● THE EXERCISE
Return every line of the records below verbatim, with no pictures in the copy.
┌─ DATASET CONTENT
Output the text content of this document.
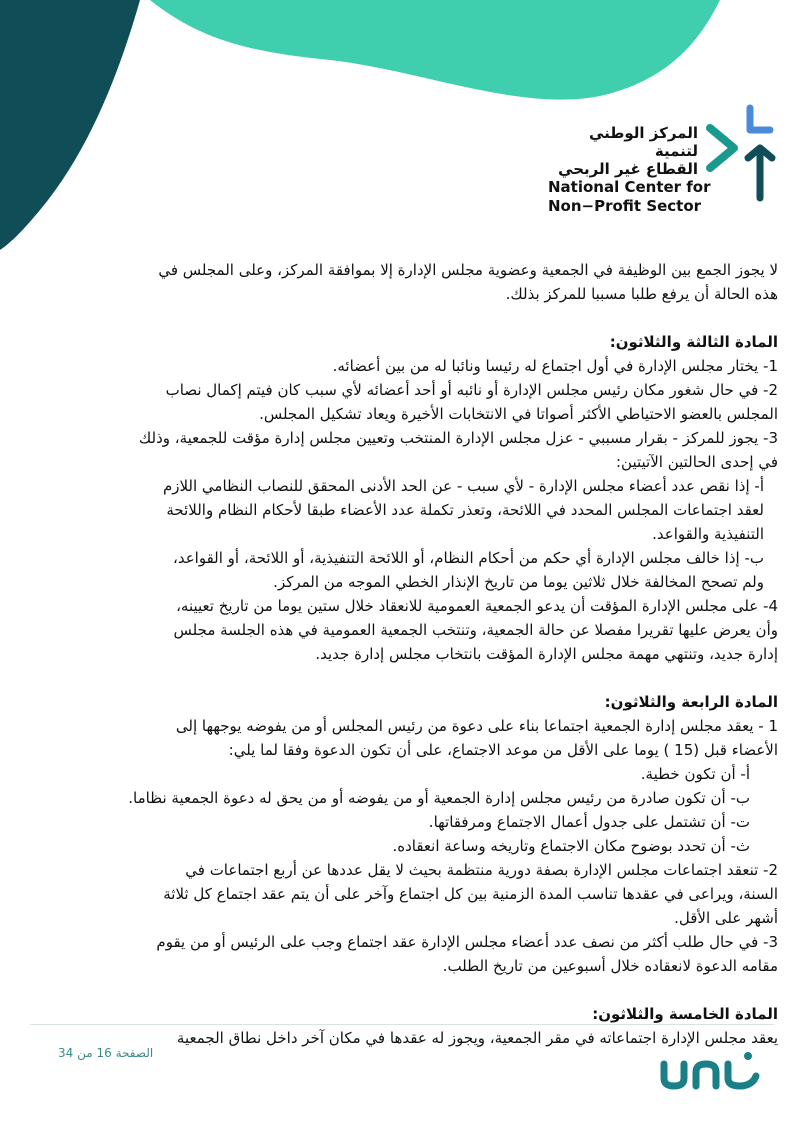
المركز الوطني لتنمية
القطاع غير الربحي
National Center for
Non−Profit Sector

لا يجوز الجمع بين الوظيفة في الجمعية وعضوية مجلس الإدارة إلا بموافقة المركز، وعلى المجلس في

هذه الحالة أن يرفع طلبا مسببا للمركز بذلك.

المادة الثالثة والثلاثون:

1- يختار مجلس الإدارة في أول اجتماع له رئيسا ونائبا له من بين أعضائه.

2- في حال شغور مكان رئيس مجلس الإدارة أو نائبه أو أحد أعضائه لأي سبب كان فيتم إكمال نصاب

المجلس بالعضو الاحتياطي الأكثر أصواتا في الانتخابات الأخيرة ويعاد تشكيل المجلس.

3- يجوز للمركز - بقرار مسببي - عزل مجلس الإدارة المنتخب وتعيين مجلس إدارة مؤقت للجمعية، وذلك

في إحدى الحالتين الآتيتين:

أ- إذا نقص عدد أعضاء مجلس الإدارة - لأي سبب - عن الحد الأدنى المحقق للنصاب النظامي اللازم

لعقد اجتماعات المجلس المحدد في اللائحة، وتعذر تكملة عدد الأعضاء طبقا لأحكام النظام واللائحة

التنفيذية والقواعد.

ب- إذا خالف مجلس الإدارة أي حكم من أحكام النظام، أو اللائحة التنفيذية، أو اللائحة، أو القواعد،

ولم تصحح المخالفة خلال ثلاثين يوما من تاريخ الإنذار الخطي الموجه من المركز.

4- على مجلس الإدارة المؤقت أن يدعو الجمعية العمومية للانعقاد خلال ستين يوما من تاريخ تعيينه،

وأن يعرض عليها تقريرا مفصلا عن حالة الجمعية، وتنتخب الجمعية العمومية في هذه الجلسة مجلس

إدارة جديد، وتنتهي مهمة مجلس الإدارة المؤقت بانتخاب مجلس إدارة جديد.

المادة الرابعة والثلاثون:

1 - يعقد مجلس إدارة الجمعية اجتماعا بناء على دعوة من رئيس المجلس أو من يفوضه يوجهها إلى

الأعضاء قبل (15 ) يوما على الأقل من موعد الاجتماع، على أن تكون الدعوة وفقا لما يلي:

أ- أن تكون خطية.

ب- أن تكون صادرة من رئيس مجلس إدارة الجمعية أو من يفوضه أو من يحق له دعوة الجمعية نظاما.

ت- أن تشتمل على جدول أعمال الاجتماع ومرفقاتها.

ث- أن تحدد بوضوح مكان الاجتماع وتاريخه وساعة انعقاده.

2- تنعقد اجتماعات مجلس الإدارة بصفة دورية منتظمة بحيث لا يقل عددها عن أربع اجتماعات في

السنة، ويراعى في عقدها تناسب المدة الزمنية بين كل اجتماع وآخر على أن يتم عقد اجتماع كل ثلاثة

أشهر على الأقل.

3- في حال طلب أكثر من نصف عدد أعضاء مجلس الإدارة عقد اجتماع وجب على الرئيس أو من يقوم

مقامه الدعوة لانعقاده خلال أسبوعين من تاريخ الطلب.

المادة الخامسة والثلاثون:

يعقد مجلس الإدارة اجتماعاته في مقر الجمعية، ويجوز له عقدها في مكان آخر داخل نطاق الجمعية

الصفحة 16 من 34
└─
● WORKED SOLUTION
Output the text content of this document.
المركز الوطني لتنمية
القطاع غير الربحي
National Center for
Non−Profit Sector

لا يجوز الجمع بين الوظيفة في الجمعية وعضوية مجلس الإدارة إلا بموافقة المركز، وعلى المجلس في

هذه الحالة أن يرفع طلبا مسببا للمركز بذلك.

المادة الثالثة والثلاثون:

1- يختار مجلس الإدارة في أول اجتماع له رئيسا ونائبا له من بين أعضائه.

2- في حال شغور مكان رئيس مجلس الإدارة أو نائبه أو أحد أعضائه لأي سبب كان فيتم إكمال نصاب

المجلس بالعضو الاحتياطي الأكثر أصواتا في الانتخابات الأخيرة ويعاد تشكيل المجلس.

3- يجوز للمركز - بقرار مسببي - عزل مجلس الإدارة المنتخب وتعيين مجلس إدارة مؤقت للجمعية، وذلك

في إحدى الحالتين الآتيتين:

أ- إذا نقص عدد أعضاء مجلس الإدارة - لأي سبب - عن الحد الأدنى المحقق للنصاب النظامي اللازم

لعقد اجتماعات المجلس المحدد في اللائحة، وتعذر تكملة عدد الأعضاء طبقا لأحكام النظام واللائحة

التنفيذية والقواعد.

ب- إذا خالف مجلس الإدارة أي حكم من أحكام النظام، أو اللائحة التنفيذية، أو اللائحة، أو القواعد،

ولم تصحح المخالفة خلال ثلاثين يوما من تاريخ الإنذار الخطي الموجه من المركز.

4- على مجلس الإدارة المؤقت أن يدعو الجمعية العمومية للانعقاد خلال ستين يوما من تاريخ تعيينه،

وأن يعرض عليها تقريرا مفصلا عن حالة الجمعية، وتنتخب الجمعية العمومية في هذه الجلسة مجلس

إدارة جديد، وتنتهي مهمة مجلس الإدارة المؤقت بانتخاب مجلس إدارة جديد.

المادة الرابعة والثلاثون:

1 - يعقد مجلس إدارة الجمعية اجتماعا بناء على دعوة من رئيس المجلس أو من يفوضه يوجهها إلى

الأعضاء قبل (15 ) يوما على الأقل من موعد الاجتماع، على أن تكون الدعوة وفقا لما يلي:

أ- أن تكون خطية.

ب- أن تكون صادرة من رئيس مجلس إدارة الجمعية أو من يفوضه أو من يحق له دعوة الجمعية نظاما.

ت- أن تشتمل على جدول أعمال الاجتماع ومرفقاتها.

ث- أن تحدد بوضوح مكان الاجتماع وتاريخه وساعة انعقاده.

2- تنعقد اجتماعات مجلس الإدارة بصفة دورية منتظمة بحيث لا يقل عددها عن أربع اجتماعات في

السنة، ويراعى في عقدها تناسب المدة الزمنية بين كل اجتماع وآخر على أن يتم عقد اجتماع كل ثلاثة

أشهر على الأقل.

3- في حال طلب أكثر من نصف عدد أعضاء مجلس الإدارة عقد اجتماع وجب على الرئيس أو من يقوم

مقامه الدعوة لانعقاده خلال أسبوعين من تاريخ الطلب.

المادة الخامسة والثلاثون:

يعقد مجلس الإدارة اجتماعاته في مقر الجمعية، ويجوز له عقدها في مكان آخر داخل نطاق الجمعية

الصفحة 16 من 34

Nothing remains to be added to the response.